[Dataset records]
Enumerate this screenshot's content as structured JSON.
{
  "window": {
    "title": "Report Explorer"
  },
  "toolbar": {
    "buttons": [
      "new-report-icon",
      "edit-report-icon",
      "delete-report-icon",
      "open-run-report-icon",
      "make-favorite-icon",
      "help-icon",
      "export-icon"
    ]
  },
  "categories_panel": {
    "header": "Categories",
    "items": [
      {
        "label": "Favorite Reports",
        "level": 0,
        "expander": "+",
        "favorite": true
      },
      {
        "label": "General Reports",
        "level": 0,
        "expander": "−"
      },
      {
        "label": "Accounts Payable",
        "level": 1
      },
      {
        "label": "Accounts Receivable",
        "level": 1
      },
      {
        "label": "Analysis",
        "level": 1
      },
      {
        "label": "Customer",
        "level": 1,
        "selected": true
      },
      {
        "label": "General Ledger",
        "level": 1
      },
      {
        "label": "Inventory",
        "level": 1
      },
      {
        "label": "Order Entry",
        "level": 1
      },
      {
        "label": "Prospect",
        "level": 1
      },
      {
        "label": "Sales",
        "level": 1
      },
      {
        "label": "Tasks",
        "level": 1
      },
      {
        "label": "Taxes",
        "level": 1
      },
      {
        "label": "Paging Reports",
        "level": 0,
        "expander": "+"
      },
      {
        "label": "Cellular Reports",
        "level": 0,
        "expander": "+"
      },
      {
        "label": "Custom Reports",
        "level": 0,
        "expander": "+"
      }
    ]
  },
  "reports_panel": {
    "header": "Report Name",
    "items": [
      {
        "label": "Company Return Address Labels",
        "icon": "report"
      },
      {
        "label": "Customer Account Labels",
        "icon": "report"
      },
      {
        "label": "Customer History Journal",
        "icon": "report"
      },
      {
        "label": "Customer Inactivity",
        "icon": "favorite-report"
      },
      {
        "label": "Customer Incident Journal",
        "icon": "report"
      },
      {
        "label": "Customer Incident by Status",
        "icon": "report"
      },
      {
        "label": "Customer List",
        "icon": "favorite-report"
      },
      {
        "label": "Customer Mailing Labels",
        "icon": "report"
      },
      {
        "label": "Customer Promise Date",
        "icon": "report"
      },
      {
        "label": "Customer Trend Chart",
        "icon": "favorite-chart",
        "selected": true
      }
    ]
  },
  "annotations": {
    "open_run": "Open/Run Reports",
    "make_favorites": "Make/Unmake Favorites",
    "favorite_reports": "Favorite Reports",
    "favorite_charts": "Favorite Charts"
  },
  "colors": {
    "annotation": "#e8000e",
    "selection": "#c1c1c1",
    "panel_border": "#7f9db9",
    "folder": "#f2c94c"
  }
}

### [Exercise brief]
Give back all the records exactly as they stand.

### [Expected output]
Enumerate this screenshot's content as structured JSON.
{
  "window": {
    "title": "Report Explorer"
  },
  "toolbar": {
    "buttons": [
      "new-report-icon",
      "edit-report-icon",
      "delete-report-icon",
      "open-run-report-icon",
      "make-favorite-icon",
      "help-icon",
      "export-icon"
    ]
  },
  "categories_panel": {
    "header": "Categories",
    "items": [
      {
        "label": "Favorite Reports",
        "level": 0,
        "expander": "+",
        "favorite": true
      },
      {
        "label": "General Reports",
        "level": 0,
        "expander": "−"
      },
      {
        "label": "Accounts Payable",
        "level": 1
      },
      {
        "label": "Accounts Receivable",
        "level": 1
      },
      {
        "label": "Analysis",
        "level": 1
      },
      {
        "label": "Customer",
        "level": 1,
        "selected": true
      },
      {
        "label": "General Ledger",
        "level": 1
      },
      {
        "label": "Inventory",
        "level": 1
      },
      {
        "label": "Order Entry",
        "level": 1
      },
      {
        "label": "Prospect",
        "level": 1
      },
      {
        "label": "Sales",
        "level": 1
      },
      {
        "label": "Tasks",
        "level": 1
      },
      {
        "label": "Taxes",
        "level": 1
      },
      {
        "label": "Paging Reports",
        "level": 0,
        "expander": "+"
      },
      {
        "label": "Cellular Reports",
        "level": 0,
        "expander": "+"
      },
      {
        "label": "Custom Reports",
        "level": 0,
        "expander": "+"
      }
    ]
  },
  "reports_panel": {
    "header": "Report Name",
    "items": [
      {
        "label": "Company Return Address Labels",
        "icon": "report"
      },
      {
        "label": "Customer Account Labels",
        "icon": "report"
      },
      {
        "label": "Customer History Journal",
        "icon": "report"
      },
      {
        "label": "Customer Inactivity",
        "icon": "favorite-report"
      },
      {
        "label": "Customer Incident Journal",
        "icon": "report"
      },
      {
        "label": "Customer Incident by Status",
        "icon": "report"
      },
      {
        "label": "Customer List",
        "icon": "favorite-report"
      },
      {
        "label": "Customer Mailing Labels",
        "icon": "report"
      },
      {
        "label": "Customer Promise Date",
        "icon": "report"
      },
      {
        "label": "Customer Trend Chart",
        "icon": "favorite-chart",
        "selected": true
      }
    ]
  },
  "annotations": {
    "open_run": "Open/Run Reports",
    "make_favorites": "Make/Unmake Favorites",
    "favorite_reports": "Favorite Reports",
    "favorite_charts": "Favorite Charts"
  },
  "colors": {
    "annotation": "#e8000e",
    "selection": "#c1c1c1",
    "panel_border": "#7f9db9",
    "folder": "#f2c94c"
  }
}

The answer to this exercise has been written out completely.